Restate the whole of the material. Keep every word, and drop the pictures.

══════

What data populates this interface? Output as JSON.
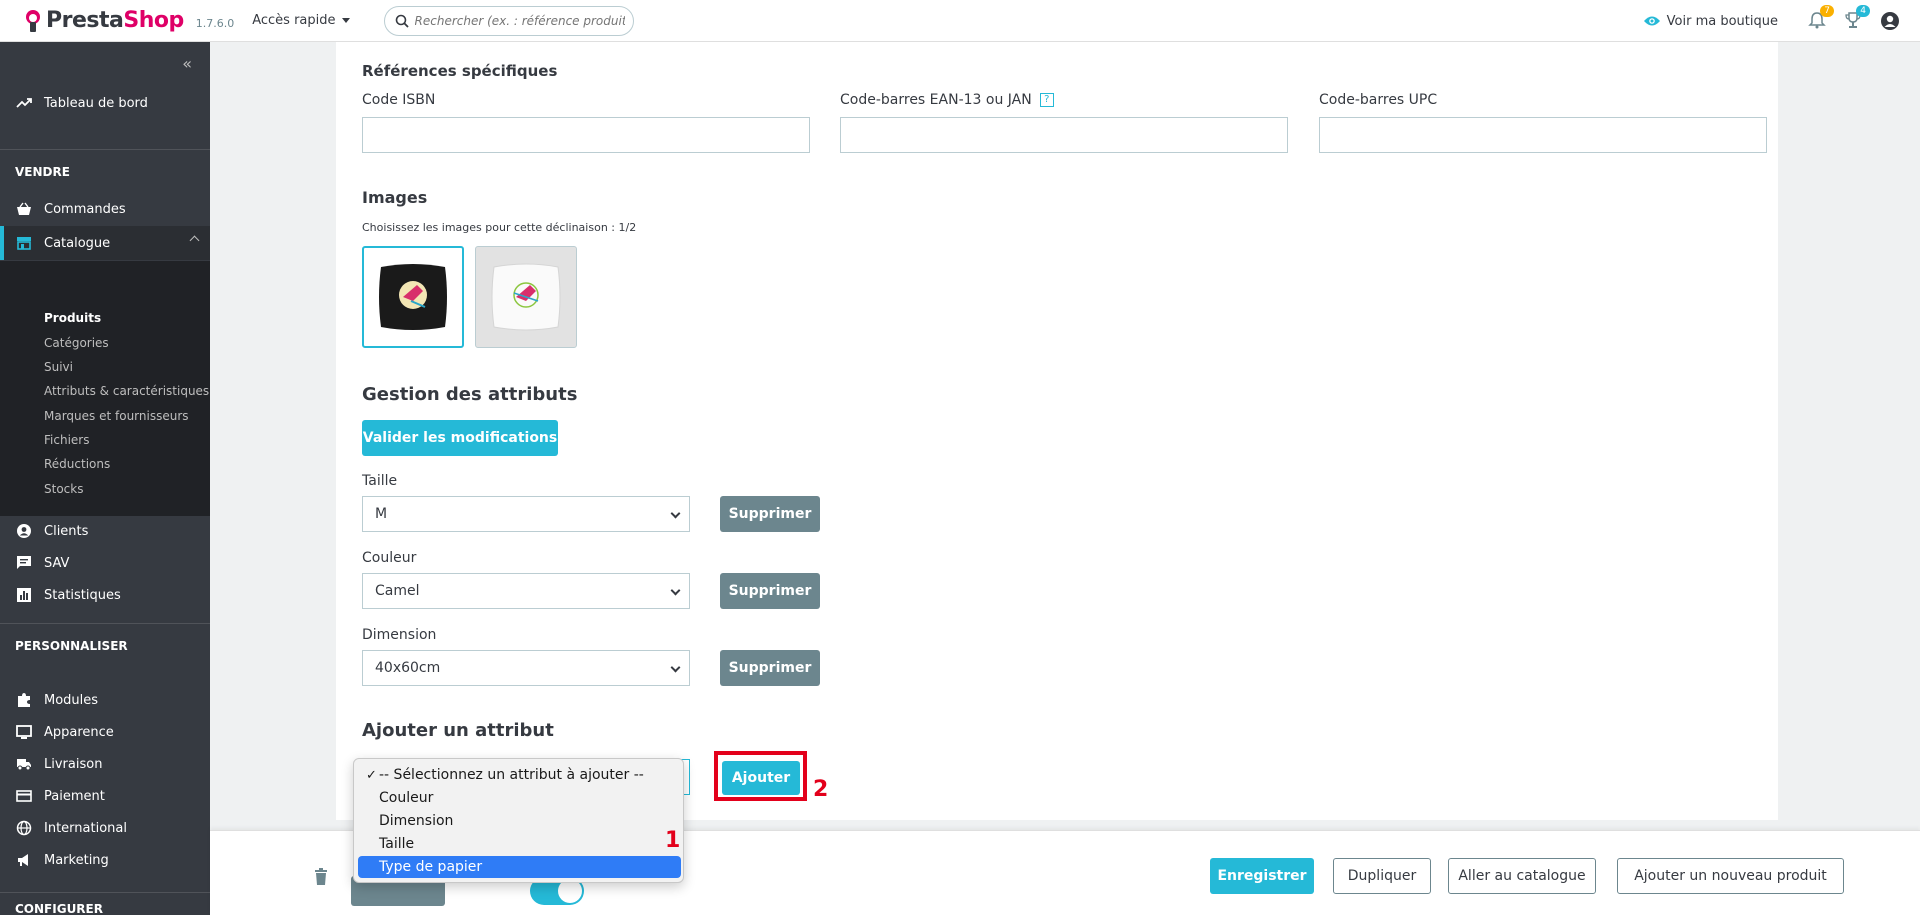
{
  "header": {
    "brand_presta": "Presta",
    "brand_shop": "Shop",
    "version": "1.7.6.0",
    "quick_access": "Accès rapide",
    "search_placeholder": "Rechercher (ex. : référence produit, nom",
    "view_shop": "Voir ma boutique",
    "notif_count": "7",
    "trophy_count": "4"
  },
  "sidebar": {
    "dashboard": "Tableau de bord",
    "section_sell": "VENDRE",
    "orders": "Commandes",
    "catalog": "Catalogue",
    "catalog_sub": [
      "Produits",
      "Catégories",
      "Suivi",
      "Attributs & caractéristiques",
      "Marques et fournisseurs",
      "Fichiers",
      "Réductions",
      "Stocks"
    ],
    "customers": "Clients",
    "sav": "SAV",
    "stats": "Statistiques",
    "section_personalize": "PERSONNALISER",
    "modules": "Modules",
    "appearance": "Apparence",
    "shipping": "Livraison",
    "payment": "Paiement",
    "international": "International",
    "marketing": "Marketing",
    "section_configure": "CONFIGURER"
  },
  "refs": {
    "title": "Références spécifiques",
    "isbn": "Code ISBN",
    "ean": "Code-barres EAN-13 ou JAN",
    "help": "?",
    "upc": "Code-barres UPC"
  },
  "images": {
    "title": "Images",
    "subtitle": "Choisissez les images pour cette déclinaison : 1/2"
  },
  "attributes": {
    "title": "Gestion des attributs",
    "validate": "Valider les modifications",
    "delete": "Supprimer",
    "rows": [
      {
        "label": "Taille",
        "value": "M"
      },
      {
        "label": "Couleur",
        "value": "Camel"
      },
      {
        "label": "Dimension",
        "value": "40x60cm"
      }
    ]
  },
  "add_attribute": {
    "title": "Ajouter un attribut",
    "button": "Ajouter",
    "options": [
      "-- Sélectionnez un attribut à ajouter --",
      "Couleur",
      "Dimension",
      "Taille",
      "Type de papier"
    ],
    "checked_index": 0,
    "highlighted_index": 4,
    "check_mark": "✓"
  },
  "annotations": {
    "one": "1",
    "two": "2"
  },
  "footer": {
    "save": "Enregistrer",
    "duplicate": "Dupliquer",
    "go_catalog": "Aller au catalogue",
    "add_new": "Ajouter un nouveau produit"
  },
  "colors": {
    "accent": "#25b9d7",
    "brand": "#df0067",
    "sidebar": "#363a41",
    "annotation": "#e3001b",
    "highlight": "#2f7cf6"
  }
}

══════

THE OUTPUT
What data populates this interface? Output as JSON.
{
  "header": {
    "brand_presta": "Presta",
    "brand_shop": "Shop",
    "version": "1.7.6.0",
    "quick_access": "Accès rapide",
    "search_placeholder": "Rechercher (ex. : référence produit, nom",
    "view_shop": "Voir ma boutique",
    "notif_count": "7",
    "trophy_count": "4"
  },
  "sidebar": {
    "dashboard": "Tableau de bord",
    "section_sell": "VENDRE",
    "orders": "Commandes",
    "catalog": "Catalogue",
    "catalog_sub": [
      "Produits",
      "Catégories",
      "Suivi",
      "Attributs & caractéristiques",
      "Marques et fournisseurs",
      "Fichiers",
      "Réductions",
      "Stocks"
    ],
    "customers": "Clients",
    "sav": "SAV",
    "stats": "Statistiques",
    "section_personalize": "PERSONNALISER",
    "modules": "Modules",
    "appearance": "Apparence",
    "shipping": "Livraison",
    "payment": "Paiement",
    "international": "International",
    "marketing": "Marketing",
    "section_configure": "CONFIGURER"
  },
  "refs": {
    "title": "Références spécifiques",
    "isbn": "Code ISBN",
    "ean": "Code-barres EAN-13 ou JAN",
    "help": "?",
    "upc": "Code-barres UPC"
  },
  "images": {
    "title": "Images",
    "subtitle": "Choisissez les images pour cette déclinaison : 1/2"
  },
  "attributes": {
    "title": "Gestion des attributs",
    "validate": "Valider les modifications",
    "delete": "Supprimer",
    "rows": [
      {
        "label": "Taille",
        "value": "M"
      },
      {
        "label": "Couleur",
        "value": "Camel"
      },
      {
        "label": "Dimension",
        "value": "40x60cm"
      }
    ]
  },
  "add_attribute": {
    "title": "Ajouter un attribut",
    "button": "Ajouter",
    "options": [
      "-- Sélectionnez un attribut à ajouter --",
      "Couleur",
      "Dimension",
      "Taille",
      "Type de papier"
    ],
    "checked_index": 0,
    "highlighted_index": 4,
    "check_mark": "✓"
  },
  "annotations": {
    "one": "1",
    "two": "2"
  },
  "footer": {
    "save": "Enregistrer",
    "duplicate": "Dupliquer",
    "go_catalog": "Aller au catalogue",
    "add_new": "Ajouter un nouveau produit"
  },
  "colors": {
    "accent": "#25b9d7",
    "brand": "#df0067",
    "sidebar": "#363a41",
    "annotation": "#e3001b",
    "highlight": "#2f7cf6"
  }
}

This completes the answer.